(Figure record listings)

--- START ---

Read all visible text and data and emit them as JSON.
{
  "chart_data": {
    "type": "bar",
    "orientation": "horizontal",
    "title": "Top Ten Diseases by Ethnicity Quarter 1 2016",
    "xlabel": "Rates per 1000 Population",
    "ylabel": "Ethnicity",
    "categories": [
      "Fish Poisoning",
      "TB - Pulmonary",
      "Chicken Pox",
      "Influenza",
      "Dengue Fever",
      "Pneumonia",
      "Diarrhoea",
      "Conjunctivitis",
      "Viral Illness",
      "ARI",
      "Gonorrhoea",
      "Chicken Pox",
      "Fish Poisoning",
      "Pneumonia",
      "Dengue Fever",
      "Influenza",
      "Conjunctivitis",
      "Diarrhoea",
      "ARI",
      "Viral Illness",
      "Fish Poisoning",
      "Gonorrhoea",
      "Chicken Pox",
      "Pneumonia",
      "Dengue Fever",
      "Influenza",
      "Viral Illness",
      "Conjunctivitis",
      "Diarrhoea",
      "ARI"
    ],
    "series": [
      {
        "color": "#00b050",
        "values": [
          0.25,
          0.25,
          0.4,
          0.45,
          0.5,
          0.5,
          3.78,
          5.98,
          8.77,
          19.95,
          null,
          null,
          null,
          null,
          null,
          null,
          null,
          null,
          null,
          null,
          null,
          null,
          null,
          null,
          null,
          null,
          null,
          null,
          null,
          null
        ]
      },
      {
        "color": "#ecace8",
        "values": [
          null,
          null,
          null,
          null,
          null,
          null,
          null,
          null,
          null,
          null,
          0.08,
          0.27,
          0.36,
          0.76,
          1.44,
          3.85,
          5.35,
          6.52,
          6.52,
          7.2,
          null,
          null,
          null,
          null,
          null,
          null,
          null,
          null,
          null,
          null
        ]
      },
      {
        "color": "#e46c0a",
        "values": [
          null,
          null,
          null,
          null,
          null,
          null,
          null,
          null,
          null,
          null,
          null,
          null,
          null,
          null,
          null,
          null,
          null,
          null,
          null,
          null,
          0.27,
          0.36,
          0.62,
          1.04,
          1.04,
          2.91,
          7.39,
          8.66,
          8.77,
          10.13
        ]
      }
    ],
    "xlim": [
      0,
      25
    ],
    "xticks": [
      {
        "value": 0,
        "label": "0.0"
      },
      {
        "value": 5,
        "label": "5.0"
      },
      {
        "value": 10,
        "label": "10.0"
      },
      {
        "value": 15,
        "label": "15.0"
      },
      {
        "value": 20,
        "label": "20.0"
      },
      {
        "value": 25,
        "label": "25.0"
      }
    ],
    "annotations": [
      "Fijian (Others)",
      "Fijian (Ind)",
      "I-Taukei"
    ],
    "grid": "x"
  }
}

--- END ---

■ **Assignment**: With no line skipped, copy the entries exactly as written.

■ **Solution**:
Read all visible text and data and emit them as JSON.
{
  "chart_data": {
    "type": "bar",
    "orientation": "horizontal",
    "title": "Top Ten Diseases by Ethnicity Quarter 1 2016",
    "xlabel": "Rates per 1000 Population",
    "ylabel": "Ethnicity",
    "categories": [
      "Fish Poisoning",
      "TB - Pulmonary",
      "Chicken Pox",
      "Influenza",
      "Dengue Fever",
      "Pneumonia",
      "Diarrhoea",
      "Conjunctivitis",
      "Viral Illness",
      "ARI",
      "Gonorrhoea",
      "Chicken Pox",
      "Fish Poisoning",
      "Pneumonia",
      "Dengue Fever",
      "Influenza",
      "Conjunctivitis",
      "Diarrhoea",
      "ARI",
      "Viral Illness",
      "Fish Poisoning",
      "Gonorrhoea",
      "Chicken Pox",
      "Pneumonia",
      "Dengue Fever",
      "Influenza",
      "Viral Illness",
      "Conjunctivitis",
      "Diarrhoea",
      "ARI"
    ],
    "series": [
      {
        "color": "#00b050",
        "values": [
          0.25,
          0.25,
          0.4,
          0.45,
          0.5,
          0.5,
          3.78,
          5.98,
          8.77,
          19.95,
          null,
          null,
          null,
          null,
          null,
          null,
          null,
          null,
          null,
          null,
          null,
          null,
          null,
          null,
          null,
          null,
          null,
          null,
          null,
          null
        ]
      },
      {
        "color": "#ecace8",
        "values": [
          null,
          null,
          null,
          null,
          null,
          null,
          null,
          null,
          null,
          null,
          0.08,
          0.27,
          0.36,
          0.76,
          1.44,
          3.85,
          5.35,
          6.52,
          6.52,
          7.2,
          null,
          null,
          null,
          null,
          null,
          null,
          null,
          null,
          null,
          null
        ]
      },
      {
        "color": "#e46c0a",
        "values": [
          null,
          null,
          null,
          null,
          null,
          null,
          null,
          null,
          null,
          null,
          null,
          null,
          null,
          null,
          null,
          null,
          null,
          null,
          null,
          null,
          0.27,
          0.36,
          0.62,
          1.04,
          1.04,
          2.91,
          7.39,
          8.66,
          8.77,
          10.13
        ]
      }
    ],
    "xlim": [
      0,
      25
    ],
    "xticks": [
      {
        "value": 0,
        "label": "0.0"
      },
      {
        "value": 5,
        "label": "5.0"
      },
      {
        "value": 10,
        "label": "10.0"
      },
      {
        "value": 15,
        "label": "15.0"
      },
      {
        "value": 20,
        "label": "20.0"
      },
      {
        "value": 25,
        "label": "25.0"
      }
    ],
    "annotations": [
      "Fijian (Others)",
      "Fijian (Ind)",
      "I-Taukei"
    ],
    "grid": "x"
  }
}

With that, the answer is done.